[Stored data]
════

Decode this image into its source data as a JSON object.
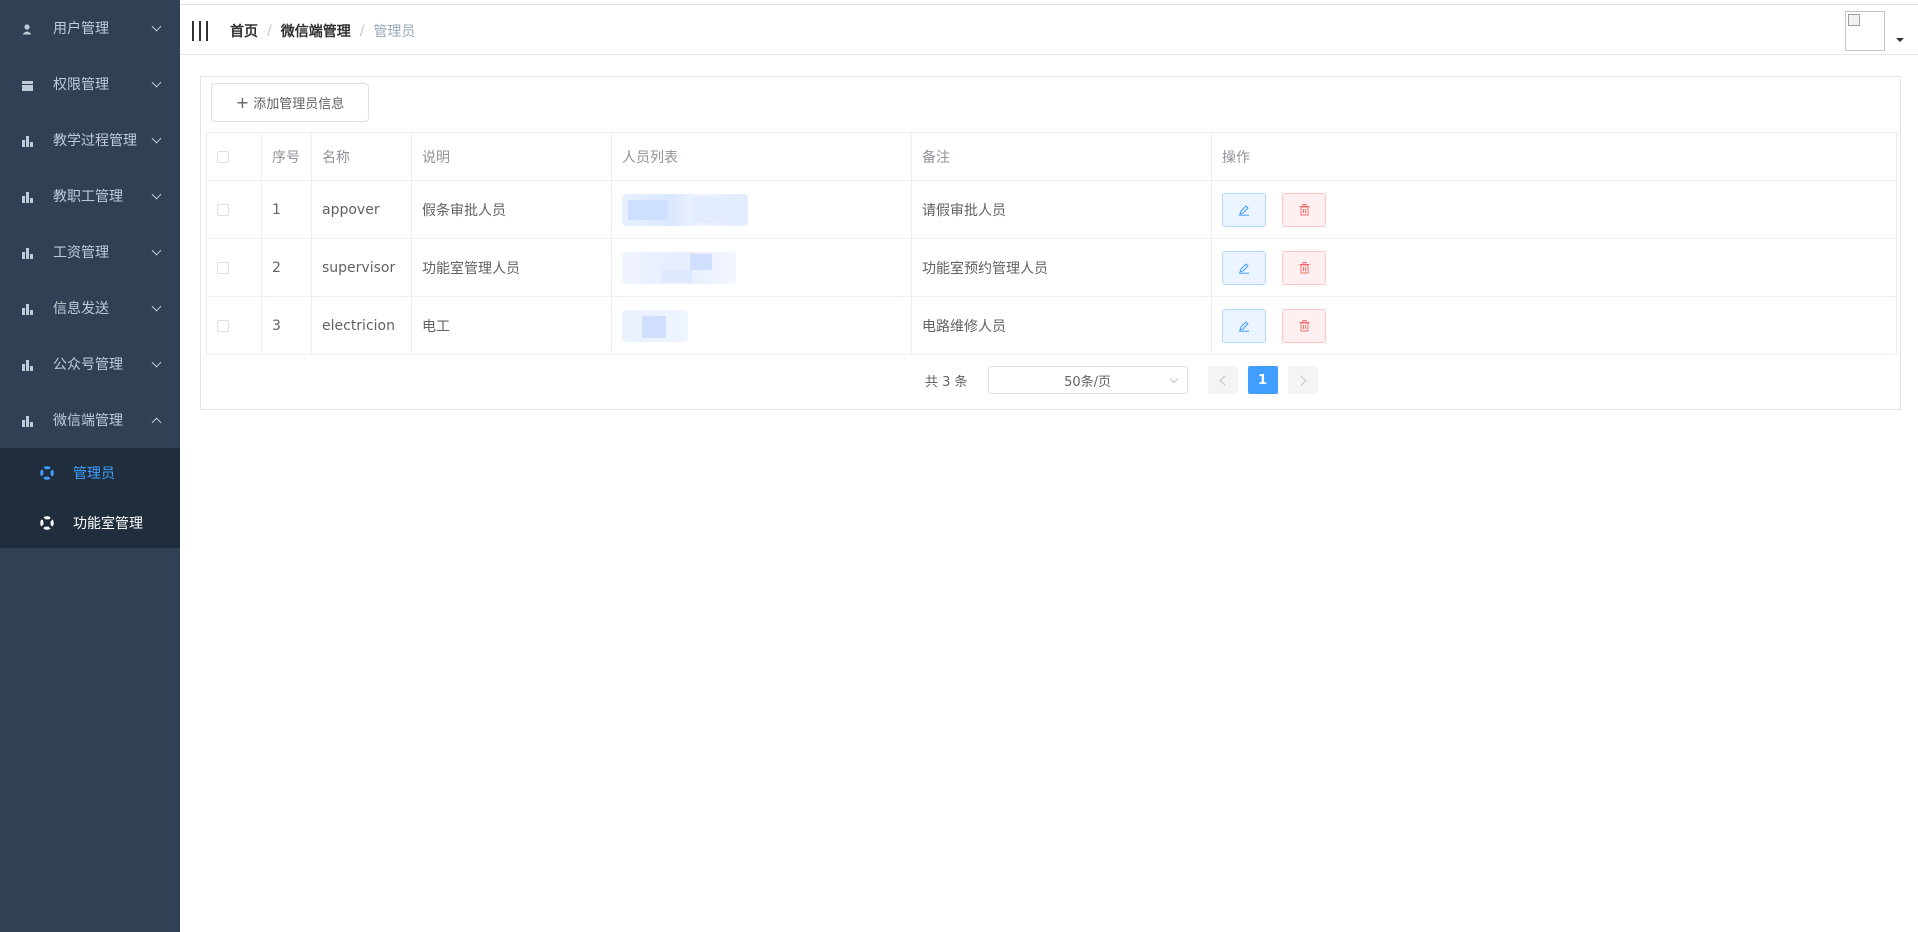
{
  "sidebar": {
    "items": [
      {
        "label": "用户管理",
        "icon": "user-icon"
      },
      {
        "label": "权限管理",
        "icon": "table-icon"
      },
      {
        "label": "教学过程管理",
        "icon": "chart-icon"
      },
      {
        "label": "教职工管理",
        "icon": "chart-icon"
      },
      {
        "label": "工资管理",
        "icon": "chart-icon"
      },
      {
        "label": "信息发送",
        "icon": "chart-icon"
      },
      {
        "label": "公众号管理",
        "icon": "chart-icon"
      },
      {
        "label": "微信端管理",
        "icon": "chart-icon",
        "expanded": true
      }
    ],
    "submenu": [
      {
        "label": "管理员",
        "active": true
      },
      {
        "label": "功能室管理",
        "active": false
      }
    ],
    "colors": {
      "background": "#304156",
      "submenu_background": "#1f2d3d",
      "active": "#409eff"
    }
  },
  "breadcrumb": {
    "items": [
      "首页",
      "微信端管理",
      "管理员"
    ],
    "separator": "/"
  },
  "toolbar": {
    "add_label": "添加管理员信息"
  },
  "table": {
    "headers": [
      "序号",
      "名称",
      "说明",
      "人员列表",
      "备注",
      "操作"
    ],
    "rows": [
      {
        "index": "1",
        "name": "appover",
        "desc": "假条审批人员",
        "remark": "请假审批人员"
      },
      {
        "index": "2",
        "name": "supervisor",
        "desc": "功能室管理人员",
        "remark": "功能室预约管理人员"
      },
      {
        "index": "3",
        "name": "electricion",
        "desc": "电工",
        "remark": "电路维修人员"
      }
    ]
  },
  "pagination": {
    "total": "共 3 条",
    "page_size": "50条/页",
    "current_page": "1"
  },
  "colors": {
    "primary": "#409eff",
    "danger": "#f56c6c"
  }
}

════

Except for the pictures, reproduce every line exactly.

* _Reply to the exercise_:
Decode this image into its source data as a JSON object.
{
  "sidebar": {
    "items": [
      {
        "label": "用户管理",
        "icon": "user-icon"
      },
      {
        "label": "权限管理",
        "icon": "table-icon"
      },
      {
        "label": "教学过程管理",
        "icon": "chart-icon"
      },
      {
        "label": "教职工管理",
        "icon": "chart-icon"
      },
      {
        "label": "工资管理",
        "icon": "chart-icon"
      },
      {
        "label": "信息发送",
        "icon": "chart-icon"
      },
      {
        "label": "公众号管理",
        "icon": "chart-icon"
      },
      {
        "label": "微信端管理",
        "icon": "chart-icon",
        "expanded": true
      }
    ],
    "submenu": [
      {
        "label": "管理员",
        "active": true
      },
      {
        "label": "功能室管理",
        "active": false
      }
    ],
    "colors": {
      "background": "#304156",
      "submenu_background": "#1f2d3d",
      "active": "#409eff"
    }
  },
  "breadcrumb": {
    "items": [
      "首页",
      "微信端管理",
      "管理员"
    ],
    "separator": "/"
  },
  "toolbar": {
    "add_label": "添加管理员信息"
  },
  "table": {
    "headers": [
      "序号",
      "名称",
      "说明",
      "人员列表",
      "备注",
      "操作"
    ],
    "rows": [
      {
        "index": "1",
        "name": "appover",
        "desc": "假条审批人员",
        "remark": "请假审批人员"
      },
      {
        "index": "2",
        "name": "supervisor",
        "desc": "功能室管理人员",
        "remark": "功能室预约管理人员"
      },
      {
        "index": "3",
        "name": "electricion",
        "desc": "电工",
        "remark": "电路维修人员"
      }
    ]
  },
  "pagination": {
    "total": "共 3 条",
    "page_size": "50条/页",
    "current_page": "1"
  },
  "colors": {
    "primary": "#409eff",
    "danger": "#f56c6c"
  }
}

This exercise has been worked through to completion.